## Problem
Below is a set of records. Repeat all of them exactly.

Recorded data
▼
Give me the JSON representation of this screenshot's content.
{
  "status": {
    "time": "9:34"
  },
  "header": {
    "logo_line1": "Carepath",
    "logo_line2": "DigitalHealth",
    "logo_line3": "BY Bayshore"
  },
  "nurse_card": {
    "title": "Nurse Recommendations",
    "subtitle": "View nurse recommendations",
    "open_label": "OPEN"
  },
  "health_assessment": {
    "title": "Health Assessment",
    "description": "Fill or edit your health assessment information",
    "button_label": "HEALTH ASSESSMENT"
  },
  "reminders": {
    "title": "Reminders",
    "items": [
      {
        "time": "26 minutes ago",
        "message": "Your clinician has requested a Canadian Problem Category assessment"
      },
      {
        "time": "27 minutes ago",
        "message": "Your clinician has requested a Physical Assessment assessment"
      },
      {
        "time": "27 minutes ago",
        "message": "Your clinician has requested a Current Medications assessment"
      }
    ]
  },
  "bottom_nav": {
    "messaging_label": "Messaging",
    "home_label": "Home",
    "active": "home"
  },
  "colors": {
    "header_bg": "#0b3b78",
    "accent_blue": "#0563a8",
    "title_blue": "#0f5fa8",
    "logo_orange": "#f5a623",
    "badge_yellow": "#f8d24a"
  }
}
▲
## Output of the exercise
Give me the JSON representation of this screenshot's content.
{
  "status": {
    "time": "9:34"
  },
  "header": {
    "logo_line1": "Carepath",
    "logo_line2": "DigitalHealth",
    "logo_line3": "BY Bayshore"
  },
  "nurse_card": {
    "title": "Nurse Recommendations",
    "subtitle": "View nurse recommendations",
    "open_label": "OPEN"
  },
  "health_assessment": {
    "title": "Health Assessment",
    "description": "Fill or edit your health assessment information",
    "button_label": "HEALTH ASSESSMENT"
  },
  "reminders": {
    "title": "Reminders",
    "items": [
      {
        "time": "26 minutes ago",
        "message": "Your clinician has requested a Canadian Problem Category assessment"
      },
      {
        "time": "27 minutes ago",
        "message": "Your clinician has requested a Physical Assessment assessment"
      },
      {
        "time": "27 minutes ago",
        "message": "Your clinician has requested a Current Medications assessment"
      }
    ]
  },
  "bottom_nav": {
    "messaging_label": "Messaging",
    "home_label": "Home",
    "active": "home"
  },
  "colors": {
    "header_bg": "#0b3b78",
    "accent_blue": "#0563a8",
    "title_blue": "#0f5fa8",
    "logo_orange": "#f5a623",
    "badge_yellow": "#f8d24a"
  }
}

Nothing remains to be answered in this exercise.